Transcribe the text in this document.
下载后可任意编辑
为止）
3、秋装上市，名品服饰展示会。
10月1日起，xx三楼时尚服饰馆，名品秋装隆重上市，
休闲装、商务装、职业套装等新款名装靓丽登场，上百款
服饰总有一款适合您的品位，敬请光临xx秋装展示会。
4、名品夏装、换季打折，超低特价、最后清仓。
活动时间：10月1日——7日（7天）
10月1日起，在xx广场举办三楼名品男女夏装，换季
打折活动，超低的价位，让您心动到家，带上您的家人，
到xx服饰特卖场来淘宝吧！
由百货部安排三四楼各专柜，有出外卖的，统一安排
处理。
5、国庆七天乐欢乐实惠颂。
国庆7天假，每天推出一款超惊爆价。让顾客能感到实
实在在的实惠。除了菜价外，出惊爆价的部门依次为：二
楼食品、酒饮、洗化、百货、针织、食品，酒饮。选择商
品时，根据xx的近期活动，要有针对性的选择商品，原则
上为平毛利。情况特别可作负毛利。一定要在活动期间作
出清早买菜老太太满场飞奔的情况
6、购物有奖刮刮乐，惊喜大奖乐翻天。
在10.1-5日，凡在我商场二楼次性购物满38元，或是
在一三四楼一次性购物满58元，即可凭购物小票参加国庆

**EXERCISE AIM:**
Copy out the full set of records precisely, leaving nothing out.

**CORRECT OUTPUT:**
Transcribe the text in this document.
下载后可任意编辑
为止）
3、秋装上市，名品服饰展示会。
10月1日起，xx三楼时尚服饰馆，名品秋装隆重上市，
休闲装、商务装、职业套装等新款名装靓丽登场，上百款
服饰总有一款适合您的品位，敬请光临xx秋装展示会。
4、名品夏装、换季打折，超低特价、最后清仓。
活动时间：10月1日——7日（7天）
10月1日起，在xx广场举办三楼名品男女夏装，换季
打折活动，超低的价位，让您心动到家，带上您的家人，
到xx服饰特卖场来淘宝吧！
由百货部安排三四楼各专柜，有出外卖的，统一安排
处理。
5、国庆七天乐欢乐实惠颂。
国庆7天假，每天推出一款超惊爆价。让顾客能感到实
实在在的实惠。除了菜价外，出惊爆价的部门依次为：二
楼食品、酒饮、洗化、百货、针织、食品，酒饮。选择商
品时，根据xx的近期活动，要有针对性的选择商品，原则
上为平毛利。情况特别可作负毛利。一定要在活动期间作
出清早买菜老太太满场飞奔的情况
6、购物有奖刮刮乐，惊喜大奖乐翻天。
在10.1-5日，凡在我商场二楼次性购物满38元，或是
在一三四楼一次性购物满58元，即可凭购物小票参加国庆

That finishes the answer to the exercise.